• GOAL: Write out all of the data without omission, exactly as shown.

═════ RECORDS FOR PROCESSING ═════

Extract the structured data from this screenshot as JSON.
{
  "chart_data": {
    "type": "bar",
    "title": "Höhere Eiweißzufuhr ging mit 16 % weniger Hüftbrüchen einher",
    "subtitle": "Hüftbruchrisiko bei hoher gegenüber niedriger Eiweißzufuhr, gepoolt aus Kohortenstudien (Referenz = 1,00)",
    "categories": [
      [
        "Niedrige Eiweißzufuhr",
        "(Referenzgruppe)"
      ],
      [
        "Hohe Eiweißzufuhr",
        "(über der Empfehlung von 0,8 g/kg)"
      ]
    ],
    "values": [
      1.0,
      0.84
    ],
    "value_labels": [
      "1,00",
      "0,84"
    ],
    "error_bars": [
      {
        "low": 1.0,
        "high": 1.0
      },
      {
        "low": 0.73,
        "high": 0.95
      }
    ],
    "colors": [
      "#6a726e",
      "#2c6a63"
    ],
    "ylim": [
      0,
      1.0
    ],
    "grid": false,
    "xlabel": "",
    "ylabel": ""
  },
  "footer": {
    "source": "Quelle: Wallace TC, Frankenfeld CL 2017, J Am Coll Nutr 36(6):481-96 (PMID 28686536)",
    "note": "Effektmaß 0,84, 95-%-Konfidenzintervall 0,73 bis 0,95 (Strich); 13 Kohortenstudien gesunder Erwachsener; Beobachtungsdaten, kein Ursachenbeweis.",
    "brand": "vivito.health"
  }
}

═════

• OUTPUT OF THE EXERCISE:
Extract the structured data from this screenshot as JSON.
{
  "chart_data": {
    "type": "bar",
    "title": "Höhere Eiweißzufuhr ging mit 16 % weniger Hüftbrüchen einher",
    "subtitle": "Hüftbruchrisiko bei hoher gegenüber niedriger Eiweißzufuhr, gepoolt aus Kohortenstudien (Referenz = 1,00)",
    "categories": [
      [
        "Niedrige Eiweißzufuhr",
        "(Referenzgruppe)"
      ],
      [
        "Hohe Eiweißzufuhr",
        "(über der Empfehlung von 0,8 g/kg)"
      ]
    ],
    "values": [
      1.0,
      0.84
    ],
    "value_labels": [
      "1,00",
      "0,84"
    ],
    "error_bars": [
      {
        "low": 1.0,
        "high": 1.0
      },
      {
        "low": 0.73,
        "high": 0.95
      }
    ],
    "colors": [
      "#6a726e",
      "#2c6a63"
    ],
    "ylim": [
      0,
      1.0
    ],
    "grid": false,
    "xlabel": "",
    "ylabel": ""
  },
  "footer": {
    "source": "Quelle: Wallace TC, Frankenfeld CL 2017, J Am Coll Nutr 36(6):481-96 (PMID 28686536)",
    "note": "Effektmaß 0,84, 95-%-Konfidenzintervall 0,73 bis 0,95 (Strich); 13 Kohortenstudien gesunder Erwachsener; Beobachtungsdaten, kein Ursachenbeweis.",
    "brand": "vivito.health"
  }
}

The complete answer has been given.